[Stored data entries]
## Begin

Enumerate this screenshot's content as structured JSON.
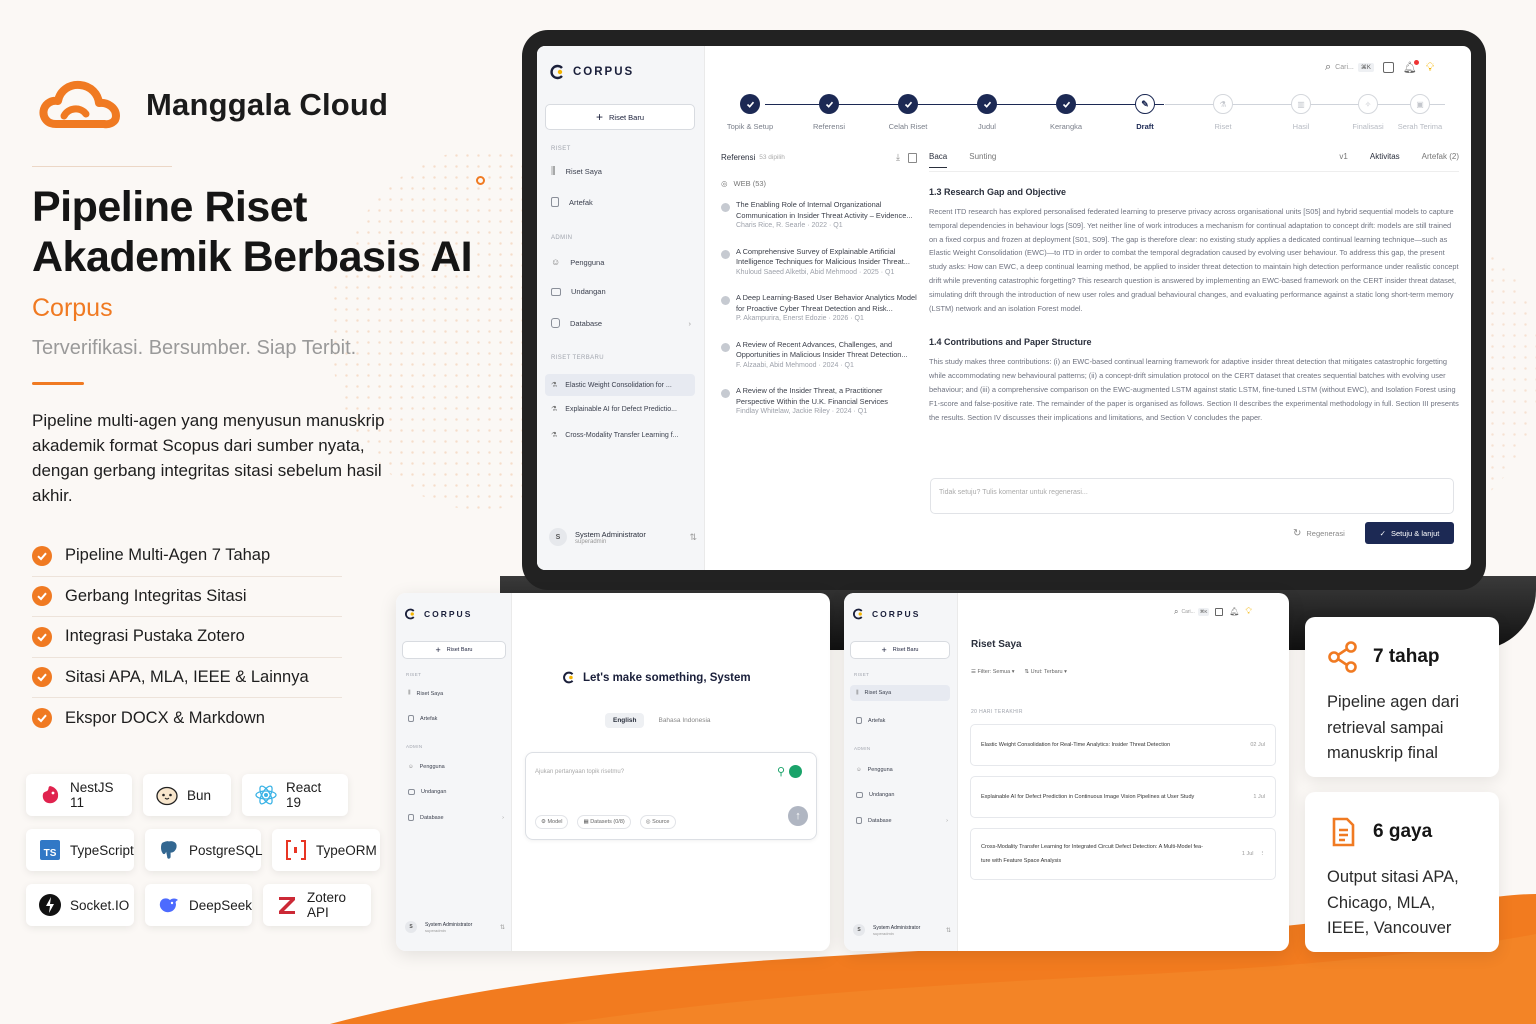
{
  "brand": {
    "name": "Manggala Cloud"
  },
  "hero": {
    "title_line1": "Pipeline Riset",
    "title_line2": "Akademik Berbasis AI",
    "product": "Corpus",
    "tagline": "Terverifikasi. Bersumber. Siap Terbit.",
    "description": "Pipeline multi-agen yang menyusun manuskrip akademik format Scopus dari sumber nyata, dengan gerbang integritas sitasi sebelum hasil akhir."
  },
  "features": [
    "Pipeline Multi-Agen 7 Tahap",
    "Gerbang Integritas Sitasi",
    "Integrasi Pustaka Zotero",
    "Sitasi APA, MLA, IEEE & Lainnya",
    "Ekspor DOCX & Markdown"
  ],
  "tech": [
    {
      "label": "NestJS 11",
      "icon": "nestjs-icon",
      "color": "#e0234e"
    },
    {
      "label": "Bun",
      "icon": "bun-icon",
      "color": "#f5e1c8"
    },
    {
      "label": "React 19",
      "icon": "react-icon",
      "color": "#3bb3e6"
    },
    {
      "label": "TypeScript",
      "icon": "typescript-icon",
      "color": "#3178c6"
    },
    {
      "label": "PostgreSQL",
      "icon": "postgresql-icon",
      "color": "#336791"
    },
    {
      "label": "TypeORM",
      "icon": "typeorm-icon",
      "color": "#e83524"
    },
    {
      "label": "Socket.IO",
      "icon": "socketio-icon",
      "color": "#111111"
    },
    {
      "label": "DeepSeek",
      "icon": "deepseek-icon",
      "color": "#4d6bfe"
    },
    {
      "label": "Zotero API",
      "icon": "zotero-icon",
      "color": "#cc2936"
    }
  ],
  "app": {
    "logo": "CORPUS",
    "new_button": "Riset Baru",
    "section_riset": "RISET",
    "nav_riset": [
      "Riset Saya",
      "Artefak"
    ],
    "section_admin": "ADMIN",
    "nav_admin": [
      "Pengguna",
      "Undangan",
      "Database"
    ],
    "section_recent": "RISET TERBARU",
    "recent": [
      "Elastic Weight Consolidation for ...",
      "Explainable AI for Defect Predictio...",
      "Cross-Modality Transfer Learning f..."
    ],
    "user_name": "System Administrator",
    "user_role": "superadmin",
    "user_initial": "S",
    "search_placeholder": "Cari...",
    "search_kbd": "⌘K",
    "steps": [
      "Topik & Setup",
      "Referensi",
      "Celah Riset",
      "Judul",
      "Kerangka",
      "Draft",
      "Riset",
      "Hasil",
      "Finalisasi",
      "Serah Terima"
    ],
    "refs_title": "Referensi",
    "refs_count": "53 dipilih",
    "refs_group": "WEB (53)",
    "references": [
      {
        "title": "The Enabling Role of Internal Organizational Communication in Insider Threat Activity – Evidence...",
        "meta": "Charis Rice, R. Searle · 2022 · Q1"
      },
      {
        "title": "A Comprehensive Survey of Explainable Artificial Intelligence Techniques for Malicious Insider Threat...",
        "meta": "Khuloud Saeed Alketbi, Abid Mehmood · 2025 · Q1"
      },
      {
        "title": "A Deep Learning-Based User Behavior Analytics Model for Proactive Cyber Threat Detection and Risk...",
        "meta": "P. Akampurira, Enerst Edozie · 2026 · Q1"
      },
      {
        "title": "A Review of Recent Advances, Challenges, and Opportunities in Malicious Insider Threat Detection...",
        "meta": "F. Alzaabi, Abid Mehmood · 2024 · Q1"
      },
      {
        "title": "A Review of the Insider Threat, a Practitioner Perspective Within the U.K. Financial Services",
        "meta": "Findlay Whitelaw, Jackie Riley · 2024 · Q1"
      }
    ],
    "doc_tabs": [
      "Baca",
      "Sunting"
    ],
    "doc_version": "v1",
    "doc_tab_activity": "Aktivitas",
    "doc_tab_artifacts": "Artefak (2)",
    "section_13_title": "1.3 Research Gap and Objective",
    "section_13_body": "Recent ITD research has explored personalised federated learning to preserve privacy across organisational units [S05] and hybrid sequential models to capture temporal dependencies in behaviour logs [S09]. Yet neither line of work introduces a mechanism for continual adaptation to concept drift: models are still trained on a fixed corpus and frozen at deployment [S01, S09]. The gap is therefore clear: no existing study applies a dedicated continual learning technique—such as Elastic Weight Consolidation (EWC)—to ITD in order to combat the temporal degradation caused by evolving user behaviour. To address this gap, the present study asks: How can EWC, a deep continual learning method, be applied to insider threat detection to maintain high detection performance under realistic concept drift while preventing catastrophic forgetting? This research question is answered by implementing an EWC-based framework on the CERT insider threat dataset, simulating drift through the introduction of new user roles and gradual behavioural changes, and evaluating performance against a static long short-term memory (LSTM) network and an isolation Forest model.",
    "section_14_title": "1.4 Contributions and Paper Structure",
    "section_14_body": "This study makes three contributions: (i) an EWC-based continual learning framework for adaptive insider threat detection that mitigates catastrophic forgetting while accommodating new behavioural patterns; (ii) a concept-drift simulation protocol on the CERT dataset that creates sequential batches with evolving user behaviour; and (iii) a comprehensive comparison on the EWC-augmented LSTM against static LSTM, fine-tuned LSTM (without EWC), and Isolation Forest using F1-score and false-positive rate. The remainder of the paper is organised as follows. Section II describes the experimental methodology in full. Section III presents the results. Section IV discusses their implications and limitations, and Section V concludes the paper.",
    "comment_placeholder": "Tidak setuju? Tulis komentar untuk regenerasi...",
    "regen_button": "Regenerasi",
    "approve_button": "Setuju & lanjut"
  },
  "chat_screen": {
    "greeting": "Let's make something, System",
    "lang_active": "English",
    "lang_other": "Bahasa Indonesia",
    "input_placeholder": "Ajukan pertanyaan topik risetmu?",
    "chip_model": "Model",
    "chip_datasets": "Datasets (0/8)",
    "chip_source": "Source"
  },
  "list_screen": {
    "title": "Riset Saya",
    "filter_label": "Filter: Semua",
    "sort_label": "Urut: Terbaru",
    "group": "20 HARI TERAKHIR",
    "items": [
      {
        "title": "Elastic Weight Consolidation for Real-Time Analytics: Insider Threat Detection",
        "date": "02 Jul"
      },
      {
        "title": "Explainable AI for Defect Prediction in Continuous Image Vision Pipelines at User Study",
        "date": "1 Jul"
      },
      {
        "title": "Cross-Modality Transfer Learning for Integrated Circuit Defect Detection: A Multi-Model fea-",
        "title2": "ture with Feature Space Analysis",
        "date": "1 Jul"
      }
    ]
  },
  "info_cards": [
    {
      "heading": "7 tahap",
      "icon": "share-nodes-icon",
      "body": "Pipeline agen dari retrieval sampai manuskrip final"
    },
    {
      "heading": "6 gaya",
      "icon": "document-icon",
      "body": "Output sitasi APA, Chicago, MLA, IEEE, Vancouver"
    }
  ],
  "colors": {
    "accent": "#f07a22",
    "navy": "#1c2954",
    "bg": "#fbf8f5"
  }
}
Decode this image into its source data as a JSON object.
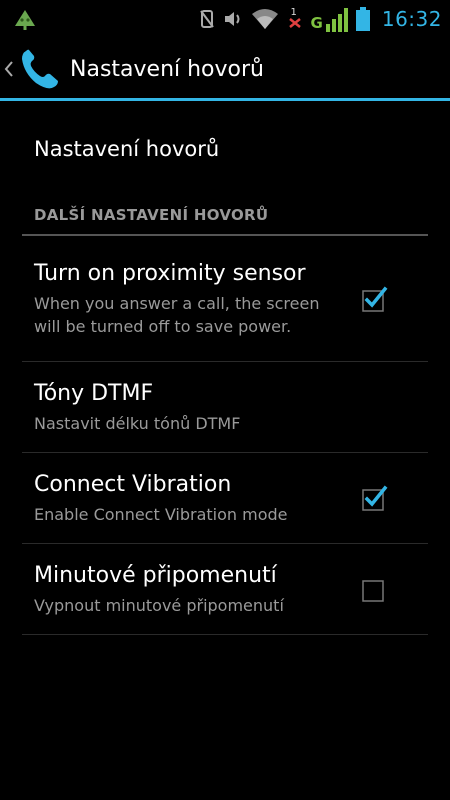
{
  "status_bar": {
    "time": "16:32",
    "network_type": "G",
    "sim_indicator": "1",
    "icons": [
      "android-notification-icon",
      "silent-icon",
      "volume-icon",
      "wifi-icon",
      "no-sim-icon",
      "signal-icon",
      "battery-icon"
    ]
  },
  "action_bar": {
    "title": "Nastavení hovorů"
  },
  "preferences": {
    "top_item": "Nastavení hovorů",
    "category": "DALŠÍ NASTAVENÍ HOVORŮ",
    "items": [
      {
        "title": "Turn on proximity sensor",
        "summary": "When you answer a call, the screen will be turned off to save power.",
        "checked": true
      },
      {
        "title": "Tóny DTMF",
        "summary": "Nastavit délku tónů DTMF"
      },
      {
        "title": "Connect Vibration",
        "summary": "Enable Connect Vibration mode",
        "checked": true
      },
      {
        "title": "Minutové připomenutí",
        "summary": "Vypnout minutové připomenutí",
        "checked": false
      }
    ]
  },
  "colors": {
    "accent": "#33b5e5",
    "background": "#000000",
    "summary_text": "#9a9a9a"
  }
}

## End

WHAT YOU SHOULD DO:
List each line of the entries that holds the string "Malicious".

WRITTEN RESPONSE:
        "title": "A Comprehensive Survey of Explainable Artificial Intelligence Techniques for Malicious Insider Threat...",
        "title": "A Review of Recent Advances, Challenges, and Opportunities in Malicious Insider Threat Detection...",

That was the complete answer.